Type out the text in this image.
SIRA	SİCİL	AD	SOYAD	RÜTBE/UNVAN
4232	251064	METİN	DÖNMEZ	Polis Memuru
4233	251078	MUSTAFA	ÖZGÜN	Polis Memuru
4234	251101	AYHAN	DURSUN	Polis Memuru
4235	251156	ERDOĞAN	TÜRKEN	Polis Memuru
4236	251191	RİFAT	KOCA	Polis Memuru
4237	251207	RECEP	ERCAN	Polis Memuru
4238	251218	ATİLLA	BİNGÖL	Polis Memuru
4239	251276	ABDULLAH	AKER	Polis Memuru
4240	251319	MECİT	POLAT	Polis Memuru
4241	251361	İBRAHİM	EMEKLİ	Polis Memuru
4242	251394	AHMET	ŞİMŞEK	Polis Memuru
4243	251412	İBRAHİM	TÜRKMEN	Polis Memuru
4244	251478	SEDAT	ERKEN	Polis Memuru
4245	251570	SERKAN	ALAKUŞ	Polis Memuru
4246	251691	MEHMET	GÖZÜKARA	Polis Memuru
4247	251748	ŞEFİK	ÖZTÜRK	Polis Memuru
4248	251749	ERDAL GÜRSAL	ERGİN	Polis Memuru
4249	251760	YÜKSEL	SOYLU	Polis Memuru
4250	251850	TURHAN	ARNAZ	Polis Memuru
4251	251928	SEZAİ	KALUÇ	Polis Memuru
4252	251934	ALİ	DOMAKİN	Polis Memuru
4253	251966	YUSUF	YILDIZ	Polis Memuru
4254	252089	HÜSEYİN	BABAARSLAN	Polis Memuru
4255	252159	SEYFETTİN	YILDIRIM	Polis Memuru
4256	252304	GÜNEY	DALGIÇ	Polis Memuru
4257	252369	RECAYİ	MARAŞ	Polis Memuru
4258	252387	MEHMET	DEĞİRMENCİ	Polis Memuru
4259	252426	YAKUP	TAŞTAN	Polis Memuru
------------------------------------------------
#### [Task goal]
Provide the number of lines in the data above that contain the string "İBRAHİM", and nothing else.

#### [The output]
2